Seitenauszug.
_ _ _ _ _

Tipp2 -> Resultat: mehr Netto!
Vermieten Sie Ihrem Chef Ihren Dienstwagen!
zuviel Lohnsteuer, Solidaritätszuschlag, KV zahlen...
Nehmen wir an, Sie benötigen einen Dienstwagen.
Der Trick: Werden Sie selbst Unternehmer (Gewerbeanmeldung, Nebentätigkeit, keine Inanspruchnahme der Kleinunternehmerregelung nach §19 Abs1 UStG) mit dem Unternehmenszweck der gewerblichen Autovermietung. Kaufen Sie einen Wagen und vermieten ihn vertraglich (Dauermietvertrag inkl. 19% ausgewiesener Umsatzsteuer; Orientierungshilfen holt man sich bei jedem Autoleasingunternehmen) an Ihre Firma, die diesen Wagen wiederum Ihnen als Dienstfahrzeug zur Verfügung stellt. Ganz offiziell mit entsprechenden Dienstfahrzeugsklauseln auch zur privaten Nutzungn im Arbeitsvertrag.

_ _ _ _ _

Zu erledigen A. Welcher Umsatzsteuersatz soll laut dem Text über die Dienstwagenvermietung im Dauermietvertrag ausgewiesen werden?
Zu erledigen B. Setzen Sie bitte den Text über die Dienstwagenvermietung im Anschluss an seinen letzten Satz fort.

Datensatzeinträge:
_ _ _ _ _

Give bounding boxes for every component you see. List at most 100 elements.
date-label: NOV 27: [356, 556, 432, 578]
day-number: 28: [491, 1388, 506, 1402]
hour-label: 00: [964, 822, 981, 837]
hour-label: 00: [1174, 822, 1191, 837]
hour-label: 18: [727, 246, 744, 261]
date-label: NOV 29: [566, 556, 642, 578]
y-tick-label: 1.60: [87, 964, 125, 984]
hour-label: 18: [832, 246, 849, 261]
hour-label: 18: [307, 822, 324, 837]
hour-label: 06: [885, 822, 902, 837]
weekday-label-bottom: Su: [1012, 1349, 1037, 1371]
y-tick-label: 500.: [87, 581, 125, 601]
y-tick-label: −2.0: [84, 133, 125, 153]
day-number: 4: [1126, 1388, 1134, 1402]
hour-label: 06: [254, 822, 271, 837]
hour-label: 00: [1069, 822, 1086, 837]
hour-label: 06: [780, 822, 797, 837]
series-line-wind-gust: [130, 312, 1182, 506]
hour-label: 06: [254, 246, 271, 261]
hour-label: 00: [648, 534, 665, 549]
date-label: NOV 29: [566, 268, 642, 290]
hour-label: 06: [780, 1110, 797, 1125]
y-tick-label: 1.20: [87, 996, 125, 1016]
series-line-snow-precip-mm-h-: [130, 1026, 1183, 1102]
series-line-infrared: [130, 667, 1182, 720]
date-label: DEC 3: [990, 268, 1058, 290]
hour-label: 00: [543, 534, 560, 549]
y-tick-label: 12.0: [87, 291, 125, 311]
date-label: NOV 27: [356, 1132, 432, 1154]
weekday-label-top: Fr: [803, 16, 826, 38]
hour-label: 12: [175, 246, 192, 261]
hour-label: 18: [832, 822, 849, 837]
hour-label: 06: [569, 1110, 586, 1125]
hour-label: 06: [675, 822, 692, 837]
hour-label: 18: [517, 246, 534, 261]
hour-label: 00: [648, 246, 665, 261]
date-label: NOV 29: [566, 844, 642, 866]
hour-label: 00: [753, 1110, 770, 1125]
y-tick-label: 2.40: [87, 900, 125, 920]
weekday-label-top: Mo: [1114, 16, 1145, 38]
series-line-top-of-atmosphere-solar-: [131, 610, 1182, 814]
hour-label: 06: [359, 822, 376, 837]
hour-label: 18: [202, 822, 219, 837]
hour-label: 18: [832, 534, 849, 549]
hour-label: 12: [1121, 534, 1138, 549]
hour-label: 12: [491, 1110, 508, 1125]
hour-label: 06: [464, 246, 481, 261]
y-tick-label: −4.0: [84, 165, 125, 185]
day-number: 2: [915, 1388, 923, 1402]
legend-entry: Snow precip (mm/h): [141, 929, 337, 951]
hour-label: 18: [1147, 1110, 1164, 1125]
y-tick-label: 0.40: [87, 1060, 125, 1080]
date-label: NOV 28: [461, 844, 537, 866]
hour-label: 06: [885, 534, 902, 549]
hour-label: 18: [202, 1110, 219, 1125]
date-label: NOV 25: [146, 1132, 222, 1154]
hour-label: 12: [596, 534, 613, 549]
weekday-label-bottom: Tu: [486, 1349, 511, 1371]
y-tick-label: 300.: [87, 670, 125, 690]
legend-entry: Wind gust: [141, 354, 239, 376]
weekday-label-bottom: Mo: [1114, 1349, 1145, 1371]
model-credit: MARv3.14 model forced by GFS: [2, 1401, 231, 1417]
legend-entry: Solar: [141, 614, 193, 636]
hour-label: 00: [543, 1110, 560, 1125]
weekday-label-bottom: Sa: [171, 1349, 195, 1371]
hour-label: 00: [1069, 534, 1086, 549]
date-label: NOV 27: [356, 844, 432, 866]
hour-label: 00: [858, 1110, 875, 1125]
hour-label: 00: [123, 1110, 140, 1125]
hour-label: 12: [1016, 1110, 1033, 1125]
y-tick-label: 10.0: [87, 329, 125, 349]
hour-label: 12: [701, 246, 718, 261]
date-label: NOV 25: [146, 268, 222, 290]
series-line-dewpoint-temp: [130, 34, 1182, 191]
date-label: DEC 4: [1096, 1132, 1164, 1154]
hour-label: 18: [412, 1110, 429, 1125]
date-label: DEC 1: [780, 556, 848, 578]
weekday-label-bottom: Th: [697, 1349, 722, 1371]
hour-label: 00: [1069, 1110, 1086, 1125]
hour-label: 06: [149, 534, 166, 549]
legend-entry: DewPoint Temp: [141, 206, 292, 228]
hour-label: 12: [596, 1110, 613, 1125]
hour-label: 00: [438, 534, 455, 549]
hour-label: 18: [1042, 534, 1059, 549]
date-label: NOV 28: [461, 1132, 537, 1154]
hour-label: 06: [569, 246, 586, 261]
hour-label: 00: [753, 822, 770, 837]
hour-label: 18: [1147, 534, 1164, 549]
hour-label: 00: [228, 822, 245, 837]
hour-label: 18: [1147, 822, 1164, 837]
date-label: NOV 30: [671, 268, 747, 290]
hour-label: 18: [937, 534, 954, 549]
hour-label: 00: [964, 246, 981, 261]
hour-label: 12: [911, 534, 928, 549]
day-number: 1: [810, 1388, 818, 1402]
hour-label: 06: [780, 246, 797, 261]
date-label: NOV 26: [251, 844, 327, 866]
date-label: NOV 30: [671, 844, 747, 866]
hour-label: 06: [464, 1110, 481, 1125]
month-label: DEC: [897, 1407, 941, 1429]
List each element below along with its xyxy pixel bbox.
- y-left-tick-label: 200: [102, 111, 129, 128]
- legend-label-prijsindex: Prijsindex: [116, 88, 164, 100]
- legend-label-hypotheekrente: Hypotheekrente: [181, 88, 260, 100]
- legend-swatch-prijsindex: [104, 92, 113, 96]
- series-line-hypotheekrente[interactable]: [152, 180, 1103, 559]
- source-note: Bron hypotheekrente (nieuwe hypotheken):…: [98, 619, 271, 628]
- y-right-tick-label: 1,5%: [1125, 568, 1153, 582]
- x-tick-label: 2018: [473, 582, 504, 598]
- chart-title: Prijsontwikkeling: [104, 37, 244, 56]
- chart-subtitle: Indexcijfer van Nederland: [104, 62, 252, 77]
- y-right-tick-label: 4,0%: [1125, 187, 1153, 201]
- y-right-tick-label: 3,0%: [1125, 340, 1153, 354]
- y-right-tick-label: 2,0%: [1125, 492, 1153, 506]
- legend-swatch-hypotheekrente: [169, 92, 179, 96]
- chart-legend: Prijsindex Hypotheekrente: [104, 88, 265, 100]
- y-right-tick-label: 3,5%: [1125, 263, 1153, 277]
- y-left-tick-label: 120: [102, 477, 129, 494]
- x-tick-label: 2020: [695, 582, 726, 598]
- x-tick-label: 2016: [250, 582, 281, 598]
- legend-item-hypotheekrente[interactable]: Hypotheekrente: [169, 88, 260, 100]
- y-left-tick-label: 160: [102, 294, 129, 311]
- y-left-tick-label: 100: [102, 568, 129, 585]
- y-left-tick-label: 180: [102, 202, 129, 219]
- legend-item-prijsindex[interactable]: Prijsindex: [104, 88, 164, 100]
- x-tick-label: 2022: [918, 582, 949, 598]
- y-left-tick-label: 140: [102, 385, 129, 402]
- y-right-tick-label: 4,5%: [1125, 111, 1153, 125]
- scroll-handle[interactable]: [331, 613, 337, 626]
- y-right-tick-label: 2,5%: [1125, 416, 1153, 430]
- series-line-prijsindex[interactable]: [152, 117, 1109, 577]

_ _ _ _ _

Schriftliche Antwort A. 19 % Umsatzsteuer.

Schriftliche Antwort B.
Für Sie als Angestellter und Unternehmer hat dies den Vorteil, dass Sie die Umsatzsteuer vom Autokauf vom Finanzamt in voller Höhe zurückerstattet bekommen und die Firma darf die in Rechnung gestellte Umsatzsteuer als Vorsteuer absetzen.
Das Auto kaufen Sie sozusagen netto und der Betrieb hat einen sicheren Leasingpartner, der in seiner Doppeleigenschaft als Dienstfahrzeugberechtigter Angestellter, da er auf eigenes Risiko vermietet, selbstverständlich mit dem “eigenen” Auto besonders sorgfältig umgeht.
Zusätzlich können Sie als Angestellter Ihre beruflich bedingt zurückgelegten Kilometer als Werbungskosten (0,30 Euro/km) geltend machen. Hier haben Sie doppelt gespart!